Extracted records
START

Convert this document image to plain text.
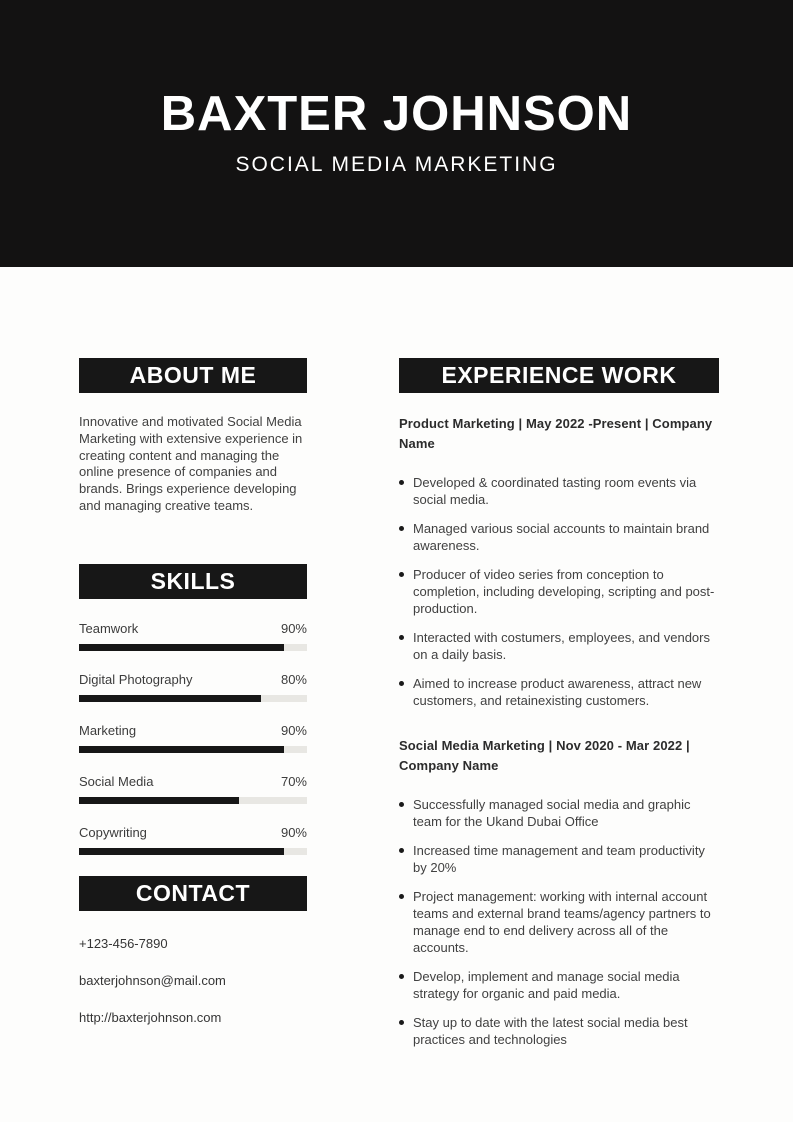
BAXTER JOHNSON
SOCIAL MEDIA MARKETING
ABOUT ME

Innovative and motivated Social Media Marketing with extensive experience in creating content and managing the online presence of companies and brands. Brings experience developing and managing creative teams.

SKILLS
Teamwork	90%
Digital Photography	80%
Marketing	90%
Social Media	70%
Copywriting	90%
CONTACT
+123-456-7890
baxterjohnson@mail.com
http://baxterjohnson.com
EXPERIENCE WORK
Product Marketing | May 2022 -Present | Company Name
Developed & coordinated tasting room events via social media.
Managed various social accounts to maintain brand awareness.
Producer of video series from conception to completion, including developing, scripting and post-production.
Interacted with costumers, employees, and vendors on a daily basis.
Aimed to increase product awareness, attract new customers, and retainexisting customers.
Social Media Marketing | Nov 2020 - Mar 2022 | Company Name
Successfully managed social media and graphic team for the Ukand Dubai Office
Increased time management and team productivity by 20%
Project management: working with internal account teams and external brand teams/agency partners to manage end to end delivery across all of the accounts.
Develop, implement and manage social media strategy for organic and paid media.
Stay up to date with the latest social media best practices and technologies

END

- **What is being asked**: Copy every single line of the material above that holds "with".

- **Expected answer**:
Innovative and motivated Social Media Marketing with extensive experience in creating content and managing the online presence of companies and brands. Brings experience developing and managing creative teams.
Interacted with costumers, employees, and vendors on a daily basis.
Project management: working with internal account teams and external brand teams/agency partners to manage end to end delivery across all of the accounts.
Stay up to date with the latest social media best practices and technologies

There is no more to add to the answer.